_Supplied passage_
— BEGIN —

Barrett et al., ICML, 2018

Measuring Abstract Reasoning in Neural Networks

The authors introduce a new visual analogy dataset with the aim to analyze the reasoning abilities of ConvNets on higher abstract reasoning tasks such as small IQ tests.
  • Pros (+): Introduces a new dataset for abstract reasoning and different evaluation procedures, considers a large range of baselines.
  • Cons (-): The Relation Network considers only pairwise interactions, might be too specific for general abstraction. Also implicit model, hard to interpret in terms of reasoning.


This paper introduces the Procedurally Generated Matrices (PGM) dataset. It is based on Raven’s Progressive Matrices (RPM) introduced by psychologist John Raven in 1936. Given an incomplete 3x3 matrix (missing the bottom right panel), the goal is to complete the matrix with an image picked out of 8 candidates. Typically, several candidates are plausible but the subject has to select the one with the strongest justification.

Figure: An example of PGM (left)) and depiction of relation types (right)


A PGM is defined as a set of triples \((r, o, a)\), each encoding a particular relation. For instance (progression, lines, number) means that the PGM contains a progression relation on the number of lines. In practice, the PGM dataset only contains 1 to 4 relations per PGM. The construction primitives are as follows:

  • relation types (\(R\), with elements \(r\)): progression, XOR, OR, AND, consistent union. The only relation that might require beyond binary correspondences is the consistent union.
  • object types (\(O\), with elements \(o\)): shape or lines.
  • attribute types (\(A\), with elements \(a\)): size, type, colour, position, number. Each attribute takes values in a discrete set (e.g. 10 levels of gray intensity for colour).

Note that some relations are hard to define (for instance progression on shape position ?), and hence ignored. In total, 29 possible relations triples are considered.

The attributes which are not involved in any of the relations of the PGM are called the nuisance attributes. They are chosen either as a fixed value for all images in the sequence, or randomly assigned (distracting setting).

Evaluation Setting

The authors consider 8 generalization settings to evaluate on:

  • Neutral: Standard random train/test split, no constraint on the relations

  • Interpolation and Extrapolation: The values of the colour and size attributes are restricted to half the possible values in the training set, and take values in the remaining half options in the test set. Note that in this setting, the test set is built such that every sequence contains one of these two attributes, i.e. generalization is required for every image. The different between inter- and extrapolation lies in the discretized space split: For interpolation, the split is uniform across the support (even-indexed values vs. odd-indexed values). In extrapolation, the values are split between lower half of the space and upper half of the space.

  • Held-out: As the name indicates, this evaluation setting consists in keeping certain relations out of the training set and considering them only at test time (each of the test question contains at least one of the kept-out relations).

    • shape-colour. Keep out any relation with \(o=\) shape and \(a =\) colour
    • line-type. Keep out any relation with \(o=\) line and \(a =\) type
    • triples. Take out seven relation triples (chosen such that every attribute is represented exactly once.

— END —

_Exercise task 1_
Write out the paper summary word for word, from "A PGM is defined" to "the consistent union.", including both.
The paper summary and the listing come from separate, unrelated sources.

_Available data_
— BEGIN —

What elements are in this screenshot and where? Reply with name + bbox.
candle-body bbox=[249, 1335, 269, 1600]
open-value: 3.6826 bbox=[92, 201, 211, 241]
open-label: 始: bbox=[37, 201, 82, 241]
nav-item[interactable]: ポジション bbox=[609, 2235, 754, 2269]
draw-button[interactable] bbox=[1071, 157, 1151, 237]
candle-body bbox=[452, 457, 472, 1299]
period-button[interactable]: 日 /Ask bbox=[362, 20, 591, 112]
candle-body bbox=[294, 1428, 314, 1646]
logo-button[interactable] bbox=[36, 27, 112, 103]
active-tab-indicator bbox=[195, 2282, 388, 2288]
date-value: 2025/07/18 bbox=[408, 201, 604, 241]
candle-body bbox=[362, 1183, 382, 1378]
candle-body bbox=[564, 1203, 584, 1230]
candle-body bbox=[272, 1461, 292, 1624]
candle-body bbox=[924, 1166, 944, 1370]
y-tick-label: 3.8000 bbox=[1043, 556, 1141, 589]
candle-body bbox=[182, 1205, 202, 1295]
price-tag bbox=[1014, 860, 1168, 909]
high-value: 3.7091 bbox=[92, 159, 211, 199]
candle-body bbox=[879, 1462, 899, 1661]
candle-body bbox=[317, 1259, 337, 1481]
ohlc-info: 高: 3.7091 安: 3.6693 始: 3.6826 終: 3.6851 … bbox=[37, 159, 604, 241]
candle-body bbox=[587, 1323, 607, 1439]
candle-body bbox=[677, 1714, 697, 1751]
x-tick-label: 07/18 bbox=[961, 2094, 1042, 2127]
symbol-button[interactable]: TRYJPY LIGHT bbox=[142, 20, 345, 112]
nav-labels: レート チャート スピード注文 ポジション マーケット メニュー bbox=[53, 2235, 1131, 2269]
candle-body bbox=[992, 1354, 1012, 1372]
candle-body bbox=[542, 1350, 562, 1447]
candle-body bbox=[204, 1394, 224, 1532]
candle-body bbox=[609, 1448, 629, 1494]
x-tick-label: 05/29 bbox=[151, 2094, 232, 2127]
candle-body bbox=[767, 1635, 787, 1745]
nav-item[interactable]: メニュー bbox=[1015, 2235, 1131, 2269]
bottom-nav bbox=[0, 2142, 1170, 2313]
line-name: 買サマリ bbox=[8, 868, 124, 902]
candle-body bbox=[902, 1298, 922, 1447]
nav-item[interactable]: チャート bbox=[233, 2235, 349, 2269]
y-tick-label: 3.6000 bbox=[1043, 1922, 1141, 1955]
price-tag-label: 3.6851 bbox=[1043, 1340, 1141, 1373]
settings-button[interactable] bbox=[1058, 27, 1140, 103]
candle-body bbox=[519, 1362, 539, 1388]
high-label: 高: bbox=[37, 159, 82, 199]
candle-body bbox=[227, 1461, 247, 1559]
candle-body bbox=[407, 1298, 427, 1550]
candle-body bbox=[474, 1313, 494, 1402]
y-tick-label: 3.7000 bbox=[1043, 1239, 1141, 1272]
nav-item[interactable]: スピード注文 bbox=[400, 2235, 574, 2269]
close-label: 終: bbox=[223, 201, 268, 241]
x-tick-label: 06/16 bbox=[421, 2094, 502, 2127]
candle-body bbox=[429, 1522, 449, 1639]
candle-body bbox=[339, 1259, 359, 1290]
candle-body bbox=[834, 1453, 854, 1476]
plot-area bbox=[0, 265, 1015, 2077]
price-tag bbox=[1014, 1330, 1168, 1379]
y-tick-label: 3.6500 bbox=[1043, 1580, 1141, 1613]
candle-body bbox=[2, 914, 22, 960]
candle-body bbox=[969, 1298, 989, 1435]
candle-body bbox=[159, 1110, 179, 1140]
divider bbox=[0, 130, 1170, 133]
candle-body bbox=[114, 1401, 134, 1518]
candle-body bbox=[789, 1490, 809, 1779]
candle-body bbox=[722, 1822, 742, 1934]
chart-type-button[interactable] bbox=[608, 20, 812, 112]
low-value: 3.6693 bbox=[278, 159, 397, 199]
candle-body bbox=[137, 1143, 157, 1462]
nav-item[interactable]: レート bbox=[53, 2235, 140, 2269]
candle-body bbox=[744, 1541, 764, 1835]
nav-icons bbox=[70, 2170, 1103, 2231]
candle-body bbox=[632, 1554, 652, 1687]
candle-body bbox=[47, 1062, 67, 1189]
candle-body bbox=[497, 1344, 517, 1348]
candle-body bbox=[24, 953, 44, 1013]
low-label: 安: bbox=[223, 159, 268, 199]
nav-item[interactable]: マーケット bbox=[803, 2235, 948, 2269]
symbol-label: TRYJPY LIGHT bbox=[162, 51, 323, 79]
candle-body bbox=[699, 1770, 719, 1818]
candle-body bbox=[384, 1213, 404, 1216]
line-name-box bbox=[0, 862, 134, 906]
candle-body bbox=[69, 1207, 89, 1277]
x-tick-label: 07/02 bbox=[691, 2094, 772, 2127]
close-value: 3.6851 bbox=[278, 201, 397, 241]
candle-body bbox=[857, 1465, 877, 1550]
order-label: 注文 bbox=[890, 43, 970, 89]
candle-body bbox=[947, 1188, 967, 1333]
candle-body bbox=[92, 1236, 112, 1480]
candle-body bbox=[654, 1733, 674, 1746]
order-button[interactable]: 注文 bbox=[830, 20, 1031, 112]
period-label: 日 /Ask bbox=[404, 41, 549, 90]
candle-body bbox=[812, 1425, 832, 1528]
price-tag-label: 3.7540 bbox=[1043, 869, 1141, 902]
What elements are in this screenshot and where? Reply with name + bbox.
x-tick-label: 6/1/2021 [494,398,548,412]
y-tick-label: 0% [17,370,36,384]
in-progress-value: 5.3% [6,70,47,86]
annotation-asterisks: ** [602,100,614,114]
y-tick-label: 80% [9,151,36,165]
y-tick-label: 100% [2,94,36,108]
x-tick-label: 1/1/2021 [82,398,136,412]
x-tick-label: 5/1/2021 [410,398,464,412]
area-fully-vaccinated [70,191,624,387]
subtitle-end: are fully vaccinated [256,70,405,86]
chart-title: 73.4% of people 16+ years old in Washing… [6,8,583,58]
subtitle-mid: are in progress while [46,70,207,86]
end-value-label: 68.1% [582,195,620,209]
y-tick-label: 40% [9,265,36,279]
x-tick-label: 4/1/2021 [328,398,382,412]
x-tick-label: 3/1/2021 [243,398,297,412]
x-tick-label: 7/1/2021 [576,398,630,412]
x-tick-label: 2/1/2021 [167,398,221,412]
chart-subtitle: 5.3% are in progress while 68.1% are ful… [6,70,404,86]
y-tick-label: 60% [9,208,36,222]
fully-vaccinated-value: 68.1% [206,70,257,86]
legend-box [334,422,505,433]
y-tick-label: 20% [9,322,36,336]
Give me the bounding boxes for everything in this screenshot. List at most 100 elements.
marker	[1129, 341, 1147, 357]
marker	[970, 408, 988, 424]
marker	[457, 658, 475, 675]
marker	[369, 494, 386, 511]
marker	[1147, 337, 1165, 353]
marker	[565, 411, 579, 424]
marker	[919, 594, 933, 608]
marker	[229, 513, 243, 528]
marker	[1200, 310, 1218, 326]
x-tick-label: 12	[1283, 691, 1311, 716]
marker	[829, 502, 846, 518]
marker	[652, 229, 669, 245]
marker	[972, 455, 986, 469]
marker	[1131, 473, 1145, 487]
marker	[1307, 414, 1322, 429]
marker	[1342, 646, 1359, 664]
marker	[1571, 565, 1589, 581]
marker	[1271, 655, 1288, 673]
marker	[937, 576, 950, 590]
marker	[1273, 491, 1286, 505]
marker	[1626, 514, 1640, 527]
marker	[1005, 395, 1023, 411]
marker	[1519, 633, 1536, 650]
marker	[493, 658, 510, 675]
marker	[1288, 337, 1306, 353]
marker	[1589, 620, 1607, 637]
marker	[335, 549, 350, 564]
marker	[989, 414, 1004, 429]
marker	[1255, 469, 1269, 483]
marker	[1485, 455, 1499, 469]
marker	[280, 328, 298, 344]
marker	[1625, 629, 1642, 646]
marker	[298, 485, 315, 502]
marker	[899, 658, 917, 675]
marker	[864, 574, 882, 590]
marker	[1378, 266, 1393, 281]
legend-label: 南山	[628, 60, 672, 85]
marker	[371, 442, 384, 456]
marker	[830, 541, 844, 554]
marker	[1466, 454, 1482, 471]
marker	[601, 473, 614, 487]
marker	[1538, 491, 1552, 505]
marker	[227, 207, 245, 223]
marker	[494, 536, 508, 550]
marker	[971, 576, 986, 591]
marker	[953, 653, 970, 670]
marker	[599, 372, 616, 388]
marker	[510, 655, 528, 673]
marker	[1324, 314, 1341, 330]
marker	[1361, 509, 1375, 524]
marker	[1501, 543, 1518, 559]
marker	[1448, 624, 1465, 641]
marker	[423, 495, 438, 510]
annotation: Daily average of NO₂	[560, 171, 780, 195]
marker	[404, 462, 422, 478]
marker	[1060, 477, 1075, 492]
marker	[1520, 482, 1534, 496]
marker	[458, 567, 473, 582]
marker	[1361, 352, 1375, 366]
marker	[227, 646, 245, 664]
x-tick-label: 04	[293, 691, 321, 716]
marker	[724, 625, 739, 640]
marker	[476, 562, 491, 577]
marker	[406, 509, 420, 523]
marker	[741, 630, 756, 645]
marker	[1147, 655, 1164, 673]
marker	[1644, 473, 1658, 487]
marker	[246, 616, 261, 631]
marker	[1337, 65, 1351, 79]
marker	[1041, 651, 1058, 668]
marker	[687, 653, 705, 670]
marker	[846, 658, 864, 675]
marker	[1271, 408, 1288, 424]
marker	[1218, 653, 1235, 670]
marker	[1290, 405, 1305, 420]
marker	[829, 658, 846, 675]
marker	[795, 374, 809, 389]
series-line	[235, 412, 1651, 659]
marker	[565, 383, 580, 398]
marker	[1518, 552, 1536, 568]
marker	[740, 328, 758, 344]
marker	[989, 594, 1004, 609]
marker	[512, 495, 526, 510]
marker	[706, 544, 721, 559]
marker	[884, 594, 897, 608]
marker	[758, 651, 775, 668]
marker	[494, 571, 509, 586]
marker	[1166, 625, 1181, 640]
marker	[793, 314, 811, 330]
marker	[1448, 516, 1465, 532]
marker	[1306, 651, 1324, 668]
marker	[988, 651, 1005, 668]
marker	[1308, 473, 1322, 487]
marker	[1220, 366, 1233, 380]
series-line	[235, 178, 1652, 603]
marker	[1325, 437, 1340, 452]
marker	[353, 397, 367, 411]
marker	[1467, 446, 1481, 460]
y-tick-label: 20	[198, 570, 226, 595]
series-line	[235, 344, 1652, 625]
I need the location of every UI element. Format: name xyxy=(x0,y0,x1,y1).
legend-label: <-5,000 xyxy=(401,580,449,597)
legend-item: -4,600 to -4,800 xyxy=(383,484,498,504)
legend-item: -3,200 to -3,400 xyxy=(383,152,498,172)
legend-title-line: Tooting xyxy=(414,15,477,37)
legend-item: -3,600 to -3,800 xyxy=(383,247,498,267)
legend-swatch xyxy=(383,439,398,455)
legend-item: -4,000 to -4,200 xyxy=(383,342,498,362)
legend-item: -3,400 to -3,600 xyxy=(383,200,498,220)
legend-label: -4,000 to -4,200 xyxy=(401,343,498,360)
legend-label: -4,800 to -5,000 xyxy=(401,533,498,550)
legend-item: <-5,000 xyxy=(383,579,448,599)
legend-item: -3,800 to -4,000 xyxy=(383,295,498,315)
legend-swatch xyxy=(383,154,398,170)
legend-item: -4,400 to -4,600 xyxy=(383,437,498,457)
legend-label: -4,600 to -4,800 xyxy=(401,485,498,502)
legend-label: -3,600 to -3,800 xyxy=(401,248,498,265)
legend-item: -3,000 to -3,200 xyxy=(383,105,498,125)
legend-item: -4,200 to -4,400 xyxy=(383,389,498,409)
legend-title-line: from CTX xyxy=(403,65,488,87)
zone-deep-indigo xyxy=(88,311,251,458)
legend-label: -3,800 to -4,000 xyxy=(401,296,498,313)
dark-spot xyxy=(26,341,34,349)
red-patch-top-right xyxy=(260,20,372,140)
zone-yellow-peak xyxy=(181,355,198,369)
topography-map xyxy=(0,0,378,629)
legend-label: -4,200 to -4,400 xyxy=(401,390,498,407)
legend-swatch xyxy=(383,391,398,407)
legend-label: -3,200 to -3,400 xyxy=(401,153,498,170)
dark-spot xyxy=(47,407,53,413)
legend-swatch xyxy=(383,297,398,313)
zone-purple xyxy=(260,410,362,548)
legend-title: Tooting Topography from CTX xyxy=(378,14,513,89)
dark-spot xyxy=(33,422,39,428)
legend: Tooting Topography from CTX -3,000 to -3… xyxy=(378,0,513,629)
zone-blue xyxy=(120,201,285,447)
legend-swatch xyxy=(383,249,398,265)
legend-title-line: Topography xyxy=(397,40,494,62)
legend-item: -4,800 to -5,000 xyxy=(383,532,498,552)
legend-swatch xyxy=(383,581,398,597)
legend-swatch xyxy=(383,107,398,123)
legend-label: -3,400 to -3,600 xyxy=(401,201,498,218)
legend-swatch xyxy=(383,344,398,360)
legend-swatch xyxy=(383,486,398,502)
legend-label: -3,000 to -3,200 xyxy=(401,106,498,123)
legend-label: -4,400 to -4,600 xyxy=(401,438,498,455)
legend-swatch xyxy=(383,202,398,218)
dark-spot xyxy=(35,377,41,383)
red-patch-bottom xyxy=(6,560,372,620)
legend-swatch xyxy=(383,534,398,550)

— END —

_Exercise task 2_
Put the listing from its first line through the line containing "logo-button[interactable] bbox=[36, 27, 112, 103]", that line included, into a Markdown table with columns Row and Line. Leave out blank lines.

_Correct response 1_
A PGM is defined as a set of triples \((r, o, a)\), each encoding a particular relation. For instance (progression, lines, number) means that the PGM contains a progression relation on the number of lines. In practice, the PGM dataset only contains 1 to 4 relations per PGM. The construction primitives are as follows:

  • relation types (\(R\), with elements \(r\)): progression, XOR, OR, AND, consistent union. The only relation that might require beyond binary correspondences is the consistent union.

_Correct response 2_
| Row | Line |
|---|---|
| 1 | What elements are in this screenshot and where? Reply with name + bbox. |
| 2 | candle-body bbox=[249, 1335, 269, 1600] |
| 3 | open-value: 3.6826 bbox=[92, 201, 211, 241] |
| 4 | open-label: 始: bbox=[37, 201, 82, 241] |
| 5 | nav-item[interactable]: ポジション bbox=[609, 2235, 754, 2269] |
| 6 | draw-button[interactable] bbox=[1071, 157, 1151, 237] |
| 7 | candle-body bbox=[452, 457, 472, 1299] |
| 8 | period-button[interactable]: 日 /Ask bbox=[362, 20, 591, 112] |
| 9 | candle-body bbox=[294, 1428, 314, 1646] |
| 10 | logo-button[interactable] bbox=[36, 27, 112, 103] |